(CHALLENGE)
Every line that contains "each" counts once; give the total number of such lines, with no other words.
[Begin MATERIALS PROVIDED]
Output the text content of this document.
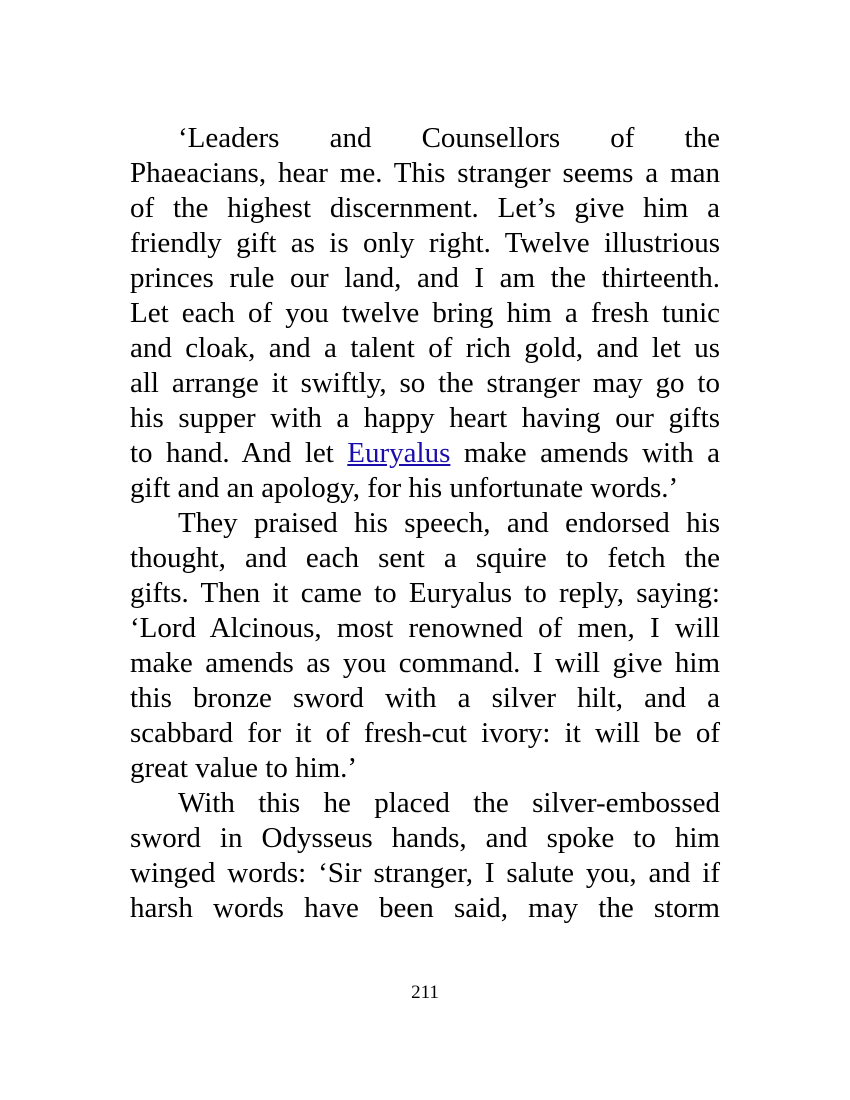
‘Leaders and Counsellors of the
Phaeacians, hear me. This stranger seems a man
of the highest discernment. Let’s give him a
friendly gift as is only right. Twelve illustrious
princes rule our land, and I am the thirteenth.
Let each of you twelve bring him a fresh tunic
and cloak, and a talent of rich gold, and let us
all arrange it swiftly, so the stranger may go to
his supper with a happy heart having our gifts
to hand. And let Euryalus make amends with a
gift and an apology, for his unfortunate words.’
They praised his speech, and endorsed his
thought, and each sent a squire to fetch the
gifts. Then it came to Euryalus to reply, saying:
‘Lord Alcinous, most renowned of men, I will
make amends as you command. I will give him
this bronze sword with a silver hilt, and a
scabbard for it of fresh-cut ivory: it will be of
great value to him.’
With this he placed the silver-embossed
sword in Odysseus hands, and spoke to him
winged words: ‘Sir stranger, I salute you, and if
harsh words have been said, may the storm
211
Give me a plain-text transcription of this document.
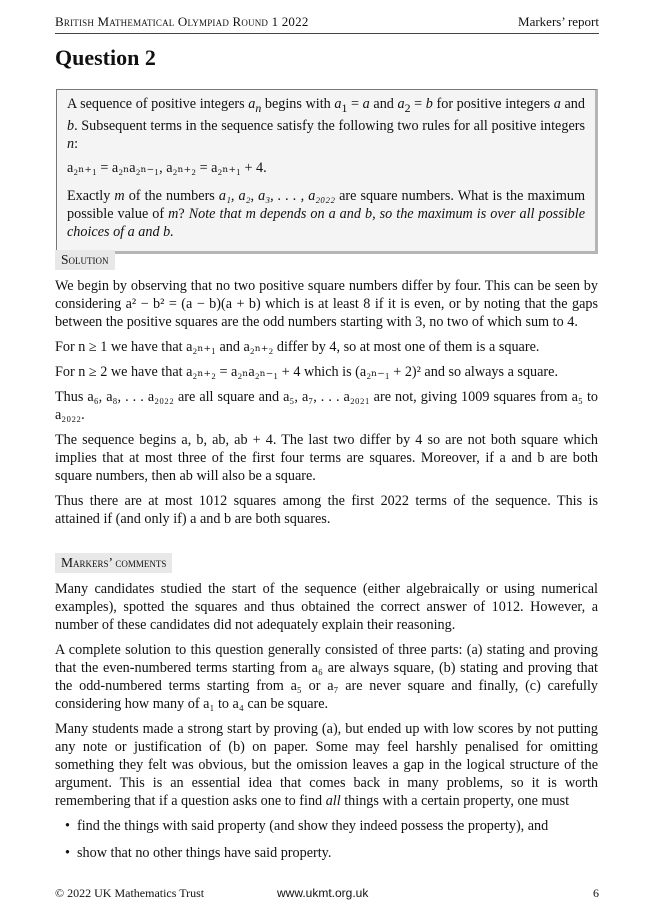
British Mathematical Olympiad Round 1 2022	Markers’ report
Question 2

A sequence of positive integers $a_n$ begins with $a_1 = a$ and $a_2 = b$ for positive integers a and b. Subsequent terms in the sequence satisfy the following two rules for all positive integers n:

a₂ₙ₊₁ = a₂ₙa₂ₙ₋₁, a₂ₙ₊₂ = a₂ₙ₊₁ + 4.

Exactly m of the numbers a₁, a₂, a₃, . . . , a₂₀₂₂ are square numbers. What is the maximum possible value of m? Note that m depends on a and b, so the maximum is over all possible choices of a and b.

Solution

We begin by observing that no two positive square numbers differ by four. This can be seen by considering a² − b² = (a − b)(a + b) which is at least 8 if it is even, or by noting that the gaps between the positive squares are the odd numbers starting with 3, no two of which sum to 4.

For n ≥ 1 we have that a₂ₙ₊₁ and a₂ₙ₊₂ differ by 4, so at most one of them is a square.

For n ≥ 2 we have that a₂ₙ₊₂ = a₂ₙa₂ₙ₋₁ + 4 which is (a₂ₙ₋₁ + 2)² and so always a square.

Thus a₆, a₈, . . . a₂₀₂₂ are all square and a₅, a₇, . . . a₂₀₂₁ are not, giving 1009 squares from a₅ to a₂₀₂₂.

The sequence begins a, b, ab, ab + 4. The last two differ by 4 so are not both square which implies that at most three of the first four terms are squares. Moreover, if a and b are both square numbers, then ab will also be a square.

Thus there are at most 1012 squares among the first 2022 terms of the sequence. This is attained if (and only if) a and b are both squares.

Markers’ comments

Many candidates studied the start of the sequence (either algebraically or using numerical examples), spotted the squares and thus obtained the correct answer of 1012. However, a number of these candidates did not adequately explain their reasoning.

A complete solution to this question generally consisted of three parts: (a) stating and proving that the even-numbered terms starting from a₆ are always square, (b) stating and proving that the odd-numbered terms starting from a₅ or a₇ are never square and finally, (c) carefully considering how many of a₁ to a₄ can be square.

Many students made a strong start by proving (a), but ended up with low scores by not putting any note or justification of (b) on paper. Some may feel harshly penalised for omitting something they felt was obvious, but the omission leaves a gap in the logical structure of the argument. This is an essential idea that comes back in many problems, so it is worth remembering that if a question asks one to find all things with a certain property, one must

• find the things with said property (and show they indeed possess the property), and
• show that no other things have said property.
© 2022 UK Mathematics Trust	www.ukmt.org.uk	6
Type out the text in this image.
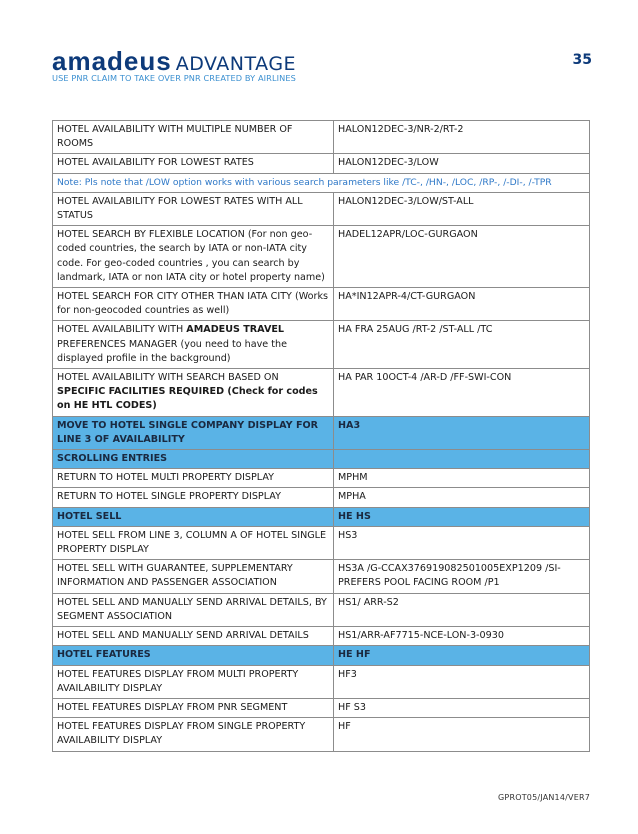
amadeus ADVANTAGE	35
USE PNR CLAIM TO TAKE OVER PNR CREATED BY AIRLINES
HOTEL AVAILABILITY WITH MULTIPLE NUMBER OF ROOMS	HALON12DEC-3/NR-2/RT-2
HOTEL AVAILABILITY FOR LOWEST RATES	HALON12DEC-3/LOW
Note: Pls note that /LOW option works with various search parameters like /TC-, /HN-, /LOC, /RP-, /-DI-, /-TPR	
HOTEL AVAILABILITY FOR LOWEST RATES WITH ALL STATUS	HALON12DEC-3/LOW/ST-ALL
HOTEL SEARCH BY FLEXIBLE LOCATION (For non geo-coded countries, the search by IATA or non-IATA city code. For geo-coded countries , you can search by landmark, IATA or non IATA city or hotel property name)	HADEL12APR/LOC-GURGAON
HOTEL SEARCH FOR CITY OTHER THAN IATA CITY (Works for non-geocoded countries as well)	HA*IN12APR-4/CT-GURGAON
HOTEL AVAILABILITY WITH AMADEUS TRAVEL PREFERENCES MANAGER (you need to have the displayed profile in the background)	HA FRA 25AUG /RT-2 /ST-ALL /TC
HOTEL AVAILABILITY WITH SEARCH BASED ON SPECIFIC FACILITIES REQUIRED (Check for codes on HE HTL CODES)	HA PAR 10OCT-4 /AR-D /FF-SWI-CON
MOVE TO HOTEL SINGLE COMPANY DISPLAY FOR LINE 3 OF AVAILABILITY	HA3
SCROLLING ENTRIES	
RETURN TO HOTEL MULTI PROPERTY DISPLAY	MPHM
RETURN TO HOTEL SINGLE PROPERTY DISPLAY	MPHA
HOTEL SELL	HE HS
HOTEL SELL FROM LINE 3, COLUMN A OF HOTEL SINGLE PROPERTY DISPLAY	HS3
HOTEL SELL WITH GUARANTEE, SUPPLEMENTARY INFORMATION AND PASSENGER ASSOCIATION	HS3A /G-CCAX376919082501005EXP1209 /SI-PREFERS POOL FACING ROOM /P1
HOTEL SELL AND MANUALLY SEND ARRIVAL DETAILS, BY SEGMENT ASSOCIATION	HS1/ ARR-S2
HOTEL SELL AND MANUALLY SEND ARRIVAL DETAILS	HS1/ARR-AF7715-NCE-LON-3-0930
HOTEL FEATURES	HE HF
HOTEL FEATURES DISPLAY FROM MULTI PROPERTY AVAILABILITY DISPLAY	HF3
HOTEL FEATURES DISPLAY FROM PNR SEGMENT	HF S3
HOTEL FEATURES DISPLAY FROM SINGLE PROPERTY AVAILABILITY DISPLAY	HF
GPROT05/JAN14/VER7
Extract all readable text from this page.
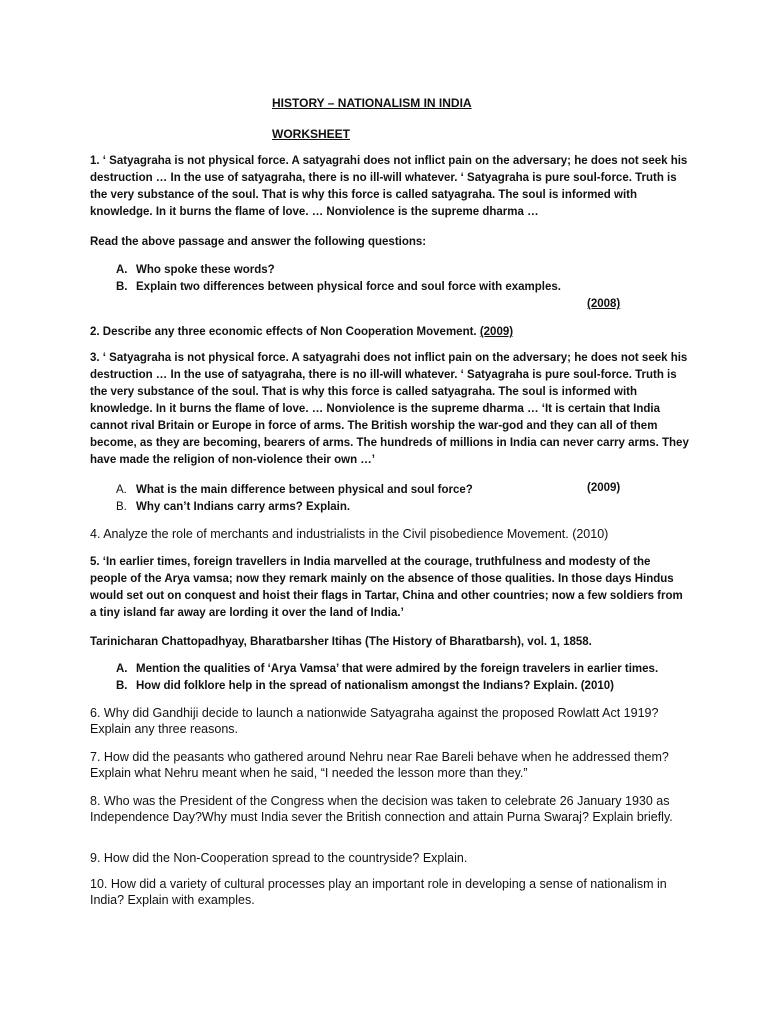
HISTORY – NATIONALISM IN INDIA
WORKSHEET
1. ‘ Satyagraha is not physical force. A satyagrahi does not inflict pain on the adversary; he does not seek his destruction … In the use of satyagraha, there is no ill-will whatever. ‘ Satyagraha is pure soul-force. Truth is the very substance of the soul. That is why this force is called satyagraha. The soul is informed with knowledge. In it burns the flame of love. … Nonviolence is the supreme dharma …
Read the above passage and answer the following questions:
A. Who spoke these words?
B. Explain two differences between physical force and soul force with examples.
(2008)
2. Describe any three economic effects of Non Cooperation Movement. (2009)
3. ‘ Satyagraha is not physical force. A satyagrahi does not inflict pain on the adversary; he does not seek his destruction … In the use of satyagraha, there is no ill-will whatever. ‘ Satyagraha is pure soul-force. Truth is the very substance of the soul. That is why this force is called satyagraha. The soul is informed with knowledge. In it burns the flame of love. … Nonviolence is the supreme dharma … ‘It is certain that India cannot rival Britain or Europe in force of arms. The British worship the war-god and they can all of them become, as they are becoming, bearers of arms. The hundreds of millions in India can never carry arms. They have made the religion of non-violence their own …’
A. What is the main difference between physical and soul force?
B. Why can’t Indians carry arms? Explain.
(2009)
4. Analyze the role of merchants and industrialists in the Civil pisobedience Movement. (2010)
5. ‘In earlier times, foreign travellers in India marvelled at the courage, truthfulness and modesty of the people of the Arya vamsa; now they remark mainly on the absence of those qualities. In those days Hindus would set out on conquest and hoist their flags in Tartar, China and other countries; now a few soldiers from a tiny island far away are lording it over the land of India.’
Tarinicharan Chattopadhyay, Bharatbarsher Itihas (The History of Bharatbarsh), vol. 1, 1858.
A. Mention the qualities of ‘Arya Vamsa’ that were admired by the foreign travelers in earlier times.
B. How did folklore help in the spread of nationalism amongst the Indians? Explain. (2010)
6. Why did Gandhiji decide to launch a nationwide Satyagraha against the proposed Rowlatt Act 1919? Explain any three reasons.
7. How did the peasants who gathered around Nehru near Rae Bareli behave when he addressed them? Explain what Nehru meant when he said, “I needed the lesson more than they.”
8. Who was the President of the Congress when the decision was taken to celebrate 26 January 1930 as Independence Day?Why must India sever the British connection and attain Purna Swaraj? Explain briefly.
9. How did the Non-Cooperation spread to the countryside? Explain.
10. How did a variety of cultural processes play an important role in developing a sense of nationalism in India? Explain with examples.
[End MATERIALS PROVIDED]
(RESPONSE TO THIS EXERCISE)
2